═══ Supplied records ═══
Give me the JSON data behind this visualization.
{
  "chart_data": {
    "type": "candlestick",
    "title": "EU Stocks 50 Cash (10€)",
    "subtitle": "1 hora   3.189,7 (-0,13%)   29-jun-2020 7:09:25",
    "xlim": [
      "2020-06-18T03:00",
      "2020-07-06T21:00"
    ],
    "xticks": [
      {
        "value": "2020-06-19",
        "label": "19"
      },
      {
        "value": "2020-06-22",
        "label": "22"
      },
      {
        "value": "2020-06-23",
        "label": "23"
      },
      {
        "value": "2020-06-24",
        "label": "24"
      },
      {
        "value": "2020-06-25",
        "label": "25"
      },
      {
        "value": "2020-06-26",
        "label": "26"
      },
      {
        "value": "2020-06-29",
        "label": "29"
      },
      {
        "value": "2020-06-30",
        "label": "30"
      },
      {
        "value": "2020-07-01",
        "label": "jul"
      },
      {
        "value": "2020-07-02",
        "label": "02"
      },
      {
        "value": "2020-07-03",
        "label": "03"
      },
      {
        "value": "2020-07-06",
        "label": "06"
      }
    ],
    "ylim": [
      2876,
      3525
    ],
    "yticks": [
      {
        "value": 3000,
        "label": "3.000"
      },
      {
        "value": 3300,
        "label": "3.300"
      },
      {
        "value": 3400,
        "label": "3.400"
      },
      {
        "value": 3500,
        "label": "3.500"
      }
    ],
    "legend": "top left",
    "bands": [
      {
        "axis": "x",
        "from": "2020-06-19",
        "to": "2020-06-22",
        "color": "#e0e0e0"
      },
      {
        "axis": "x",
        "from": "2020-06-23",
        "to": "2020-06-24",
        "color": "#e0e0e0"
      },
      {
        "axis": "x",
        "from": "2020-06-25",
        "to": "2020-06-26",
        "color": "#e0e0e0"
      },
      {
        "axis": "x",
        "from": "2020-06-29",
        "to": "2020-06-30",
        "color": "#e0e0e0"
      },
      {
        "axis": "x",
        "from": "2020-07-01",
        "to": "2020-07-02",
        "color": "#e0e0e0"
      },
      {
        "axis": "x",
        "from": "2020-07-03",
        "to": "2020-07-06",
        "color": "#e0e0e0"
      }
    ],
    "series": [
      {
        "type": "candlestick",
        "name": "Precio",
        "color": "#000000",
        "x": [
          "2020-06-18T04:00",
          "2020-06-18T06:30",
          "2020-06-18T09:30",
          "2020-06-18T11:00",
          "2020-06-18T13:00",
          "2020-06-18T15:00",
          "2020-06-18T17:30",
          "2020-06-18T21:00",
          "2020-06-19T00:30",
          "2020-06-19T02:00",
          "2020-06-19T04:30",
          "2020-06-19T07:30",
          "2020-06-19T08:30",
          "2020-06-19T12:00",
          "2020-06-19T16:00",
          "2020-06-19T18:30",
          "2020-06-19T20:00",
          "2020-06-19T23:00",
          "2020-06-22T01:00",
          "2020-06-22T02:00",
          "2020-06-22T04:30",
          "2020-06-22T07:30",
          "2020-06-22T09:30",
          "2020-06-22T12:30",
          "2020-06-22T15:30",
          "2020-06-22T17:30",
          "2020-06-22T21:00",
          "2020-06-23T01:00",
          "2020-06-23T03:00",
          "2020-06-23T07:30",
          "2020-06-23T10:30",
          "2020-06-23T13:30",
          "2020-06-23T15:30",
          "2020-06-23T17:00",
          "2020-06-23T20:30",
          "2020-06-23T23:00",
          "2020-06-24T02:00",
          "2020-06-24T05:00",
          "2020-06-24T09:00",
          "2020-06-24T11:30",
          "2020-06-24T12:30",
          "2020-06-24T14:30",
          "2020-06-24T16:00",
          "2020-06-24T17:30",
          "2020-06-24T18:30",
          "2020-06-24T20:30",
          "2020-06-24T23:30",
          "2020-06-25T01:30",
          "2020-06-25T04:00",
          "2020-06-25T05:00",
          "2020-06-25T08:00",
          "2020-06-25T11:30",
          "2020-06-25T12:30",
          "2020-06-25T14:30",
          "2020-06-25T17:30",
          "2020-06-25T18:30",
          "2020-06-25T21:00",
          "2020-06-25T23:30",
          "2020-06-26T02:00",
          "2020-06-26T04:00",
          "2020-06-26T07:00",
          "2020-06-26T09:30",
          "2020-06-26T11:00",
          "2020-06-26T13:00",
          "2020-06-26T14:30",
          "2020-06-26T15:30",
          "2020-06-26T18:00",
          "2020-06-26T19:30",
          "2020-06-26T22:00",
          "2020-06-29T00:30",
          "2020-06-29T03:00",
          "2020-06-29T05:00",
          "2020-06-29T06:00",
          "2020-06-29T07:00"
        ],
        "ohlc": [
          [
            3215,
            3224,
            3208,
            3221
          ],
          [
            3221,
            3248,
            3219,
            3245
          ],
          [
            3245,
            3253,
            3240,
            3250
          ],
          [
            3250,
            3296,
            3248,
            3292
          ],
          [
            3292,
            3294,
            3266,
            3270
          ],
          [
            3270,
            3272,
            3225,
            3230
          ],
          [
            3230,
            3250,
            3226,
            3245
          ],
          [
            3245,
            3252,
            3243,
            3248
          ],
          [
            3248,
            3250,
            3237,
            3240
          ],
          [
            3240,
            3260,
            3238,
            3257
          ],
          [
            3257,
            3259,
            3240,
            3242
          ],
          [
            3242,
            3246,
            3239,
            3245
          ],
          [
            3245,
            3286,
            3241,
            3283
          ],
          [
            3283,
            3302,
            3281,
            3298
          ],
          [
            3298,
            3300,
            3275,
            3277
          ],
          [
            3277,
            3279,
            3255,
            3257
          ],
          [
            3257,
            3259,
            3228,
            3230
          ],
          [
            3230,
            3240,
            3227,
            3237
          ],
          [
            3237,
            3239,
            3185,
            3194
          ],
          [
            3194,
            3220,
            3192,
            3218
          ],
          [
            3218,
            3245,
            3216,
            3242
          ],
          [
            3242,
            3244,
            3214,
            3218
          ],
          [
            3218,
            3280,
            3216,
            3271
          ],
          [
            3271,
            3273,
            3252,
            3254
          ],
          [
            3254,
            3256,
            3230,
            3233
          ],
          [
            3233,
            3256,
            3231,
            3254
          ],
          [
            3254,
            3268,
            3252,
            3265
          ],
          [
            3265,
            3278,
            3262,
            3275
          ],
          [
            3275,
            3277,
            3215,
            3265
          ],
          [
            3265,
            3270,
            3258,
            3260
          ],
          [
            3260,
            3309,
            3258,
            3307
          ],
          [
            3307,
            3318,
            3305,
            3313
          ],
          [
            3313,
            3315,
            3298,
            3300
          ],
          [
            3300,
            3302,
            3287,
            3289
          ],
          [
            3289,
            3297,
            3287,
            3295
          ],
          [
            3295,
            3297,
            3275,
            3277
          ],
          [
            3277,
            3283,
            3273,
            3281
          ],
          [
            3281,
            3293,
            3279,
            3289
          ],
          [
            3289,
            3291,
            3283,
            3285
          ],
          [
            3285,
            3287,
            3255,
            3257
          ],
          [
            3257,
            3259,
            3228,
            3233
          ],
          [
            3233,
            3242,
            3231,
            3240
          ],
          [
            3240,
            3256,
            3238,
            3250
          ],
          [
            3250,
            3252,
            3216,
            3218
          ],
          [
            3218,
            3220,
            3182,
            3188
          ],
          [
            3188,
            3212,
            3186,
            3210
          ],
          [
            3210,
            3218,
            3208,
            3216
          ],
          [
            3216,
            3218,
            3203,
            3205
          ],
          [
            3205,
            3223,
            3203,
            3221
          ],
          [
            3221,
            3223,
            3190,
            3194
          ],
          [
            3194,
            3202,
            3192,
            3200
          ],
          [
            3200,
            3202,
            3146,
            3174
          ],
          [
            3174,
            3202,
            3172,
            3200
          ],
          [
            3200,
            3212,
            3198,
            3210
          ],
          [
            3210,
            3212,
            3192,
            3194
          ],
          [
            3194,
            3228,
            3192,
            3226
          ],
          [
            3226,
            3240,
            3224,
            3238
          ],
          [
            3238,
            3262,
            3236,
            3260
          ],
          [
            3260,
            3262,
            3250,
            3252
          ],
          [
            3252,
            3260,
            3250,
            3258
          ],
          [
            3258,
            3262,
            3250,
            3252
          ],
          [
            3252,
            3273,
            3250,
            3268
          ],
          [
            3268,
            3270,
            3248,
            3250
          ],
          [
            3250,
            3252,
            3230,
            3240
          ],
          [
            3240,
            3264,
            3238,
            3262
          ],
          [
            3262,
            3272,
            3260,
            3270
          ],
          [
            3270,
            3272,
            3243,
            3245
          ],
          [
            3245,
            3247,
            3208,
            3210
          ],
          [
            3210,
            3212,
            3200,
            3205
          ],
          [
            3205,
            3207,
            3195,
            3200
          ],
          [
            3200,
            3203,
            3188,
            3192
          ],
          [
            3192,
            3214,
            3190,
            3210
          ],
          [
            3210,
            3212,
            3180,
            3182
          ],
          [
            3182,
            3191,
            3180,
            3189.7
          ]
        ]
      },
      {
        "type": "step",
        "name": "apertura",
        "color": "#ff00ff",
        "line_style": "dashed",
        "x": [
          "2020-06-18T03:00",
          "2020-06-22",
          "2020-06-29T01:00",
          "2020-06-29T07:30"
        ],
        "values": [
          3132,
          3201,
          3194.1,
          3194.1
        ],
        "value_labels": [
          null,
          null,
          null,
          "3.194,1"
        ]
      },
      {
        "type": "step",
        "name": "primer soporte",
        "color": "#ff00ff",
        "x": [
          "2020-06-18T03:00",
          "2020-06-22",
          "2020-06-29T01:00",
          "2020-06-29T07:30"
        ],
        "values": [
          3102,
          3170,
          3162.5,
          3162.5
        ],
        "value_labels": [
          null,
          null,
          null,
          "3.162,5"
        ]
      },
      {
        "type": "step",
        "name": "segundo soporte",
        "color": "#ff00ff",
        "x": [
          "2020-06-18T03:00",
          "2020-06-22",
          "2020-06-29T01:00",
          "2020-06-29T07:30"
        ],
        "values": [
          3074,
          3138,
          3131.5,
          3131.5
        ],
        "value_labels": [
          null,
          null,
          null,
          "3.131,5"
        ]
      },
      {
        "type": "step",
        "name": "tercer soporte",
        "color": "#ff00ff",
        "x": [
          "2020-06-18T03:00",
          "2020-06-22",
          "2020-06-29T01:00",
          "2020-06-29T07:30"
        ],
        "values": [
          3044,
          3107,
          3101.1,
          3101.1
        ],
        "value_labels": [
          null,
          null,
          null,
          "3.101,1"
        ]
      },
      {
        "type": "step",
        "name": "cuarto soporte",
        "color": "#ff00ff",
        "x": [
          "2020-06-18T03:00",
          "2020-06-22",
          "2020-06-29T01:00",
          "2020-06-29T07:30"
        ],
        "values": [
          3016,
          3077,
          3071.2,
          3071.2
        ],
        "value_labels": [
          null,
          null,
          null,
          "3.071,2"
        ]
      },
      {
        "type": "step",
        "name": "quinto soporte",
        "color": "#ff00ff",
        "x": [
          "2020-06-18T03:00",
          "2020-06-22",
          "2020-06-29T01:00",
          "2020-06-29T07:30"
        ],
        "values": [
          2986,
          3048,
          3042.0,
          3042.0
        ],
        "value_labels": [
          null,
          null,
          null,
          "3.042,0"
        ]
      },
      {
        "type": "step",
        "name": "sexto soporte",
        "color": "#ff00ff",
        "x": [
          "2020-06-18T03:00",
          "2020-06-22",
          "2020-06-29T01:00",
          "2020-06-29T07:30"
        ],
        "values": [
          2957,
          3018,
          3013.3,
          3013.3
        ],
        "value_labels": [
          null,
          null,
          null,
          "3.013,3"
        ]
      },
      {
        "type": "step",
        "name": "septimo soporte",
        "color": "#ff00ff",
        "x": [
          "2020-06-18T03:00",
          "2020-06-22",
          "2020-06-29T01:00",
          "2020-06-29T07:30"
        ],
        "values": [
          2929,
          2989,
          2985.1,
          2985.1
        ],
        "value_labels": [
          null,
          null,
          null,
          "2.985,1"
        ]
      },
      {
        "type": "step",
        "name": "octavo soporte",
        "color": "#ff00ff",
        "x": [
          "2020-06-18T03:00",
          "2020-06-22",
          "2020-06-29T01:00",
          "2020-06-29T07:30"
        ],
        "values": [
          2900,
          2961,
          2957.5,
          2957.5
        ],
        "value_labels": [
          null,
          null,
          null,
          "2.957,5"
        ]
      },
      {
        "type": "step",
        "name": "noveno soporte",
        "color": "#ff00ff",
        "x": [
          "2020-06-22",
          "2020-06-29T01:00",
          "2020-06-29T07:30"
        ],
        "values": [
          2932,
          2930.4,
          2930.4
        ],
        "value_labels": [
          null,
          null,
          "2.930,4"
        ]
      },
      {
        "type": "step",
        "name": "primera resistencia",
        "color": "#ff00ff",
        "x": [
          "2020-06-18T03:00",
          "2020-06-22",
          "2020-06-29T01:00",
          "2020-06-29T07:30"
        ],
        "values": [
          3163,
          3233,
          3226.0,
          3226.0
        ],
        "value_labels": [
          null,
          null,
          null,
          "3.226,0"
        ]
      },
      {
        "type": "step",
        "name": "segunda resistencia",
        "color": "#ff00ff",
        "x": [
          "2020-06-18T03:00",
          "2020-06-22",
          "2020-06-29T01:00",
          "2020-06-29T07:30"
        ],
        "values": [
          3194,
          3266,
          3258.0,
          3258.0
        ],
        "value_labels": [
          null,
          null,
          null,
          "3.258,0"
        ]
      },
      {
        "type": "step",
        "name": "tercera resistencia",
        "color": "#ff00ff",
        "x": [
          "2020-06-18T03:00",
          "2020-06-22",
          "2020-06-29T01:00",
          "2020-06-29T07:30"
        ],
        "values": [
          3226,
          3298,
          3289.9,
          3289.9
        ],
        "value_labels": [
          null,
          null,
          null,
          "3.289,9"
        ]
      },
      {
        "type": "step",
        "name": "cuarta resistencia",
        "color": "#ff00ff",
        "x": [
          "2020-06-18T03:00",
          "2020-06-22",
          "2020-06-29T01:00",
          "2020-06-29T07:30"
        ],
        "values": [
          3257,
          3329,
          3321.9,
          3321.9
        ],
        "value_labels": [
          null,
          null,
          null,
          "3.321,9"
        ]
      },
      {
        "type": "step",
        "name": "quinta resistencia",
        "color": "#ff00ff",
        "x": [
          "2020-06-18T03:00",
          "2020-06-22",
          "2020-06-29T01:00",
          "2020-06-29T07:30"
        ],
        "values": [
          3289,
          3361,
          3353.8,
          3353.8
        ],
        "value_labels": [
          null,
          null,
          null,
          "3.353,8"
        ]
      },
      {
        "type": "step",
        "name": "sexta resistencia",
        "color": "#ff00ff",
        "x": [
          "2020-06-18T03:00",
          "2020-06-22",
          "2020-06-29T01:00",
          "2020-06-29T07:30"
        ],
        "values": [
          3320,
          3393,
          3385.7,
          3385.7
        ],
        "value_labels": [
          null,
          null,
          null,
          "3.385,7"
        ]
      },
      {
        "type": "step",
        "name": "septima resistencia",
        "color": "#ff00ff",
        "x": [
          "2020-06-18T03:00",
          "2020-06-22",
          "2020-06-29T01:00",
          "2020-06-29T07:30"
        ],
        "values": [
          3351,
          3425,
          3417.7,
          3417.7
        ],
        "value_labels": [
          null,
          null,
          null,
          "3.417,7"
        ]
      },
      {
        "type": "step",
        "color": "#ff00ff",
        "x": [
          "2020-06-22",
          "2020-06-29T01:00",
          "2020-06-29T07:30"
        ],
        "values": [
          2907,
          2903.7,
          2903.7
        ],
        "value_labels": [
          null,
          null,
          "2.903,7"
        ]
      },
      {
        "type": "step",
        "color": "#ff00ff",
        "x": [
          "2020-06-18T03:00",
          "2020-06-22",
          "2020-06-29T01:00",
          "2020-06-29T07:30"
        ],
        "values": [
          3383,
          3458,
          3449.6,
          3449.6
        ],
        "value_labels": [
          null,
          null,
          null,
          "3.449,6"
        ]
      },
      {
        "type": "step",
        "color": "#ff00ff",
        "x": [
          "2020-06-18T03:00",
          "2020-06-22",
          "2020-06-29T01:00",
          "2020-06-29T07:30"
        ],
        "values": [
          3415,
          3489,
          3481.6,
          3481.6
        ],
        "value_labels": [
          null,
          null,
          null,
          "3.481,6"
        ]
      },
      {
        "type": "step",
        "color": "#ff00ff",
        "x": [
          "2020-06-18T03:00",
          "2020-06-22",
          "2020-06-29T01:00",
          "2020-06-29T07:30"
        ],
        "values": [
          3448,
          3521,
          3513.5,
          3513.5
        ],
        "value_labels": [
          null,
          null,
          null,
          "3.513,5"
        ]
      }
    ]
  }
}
═══
_What is being asked:_
Identify and copy all lines with the word "from".

_Problem solution:_
        "from": "2020-06-19",
        "from": "2020-06-23",
        "from": "2020-06-25",
        "from": "2020-06-29",
        "from": "2020-07-01",
        "from": "2020-07-03",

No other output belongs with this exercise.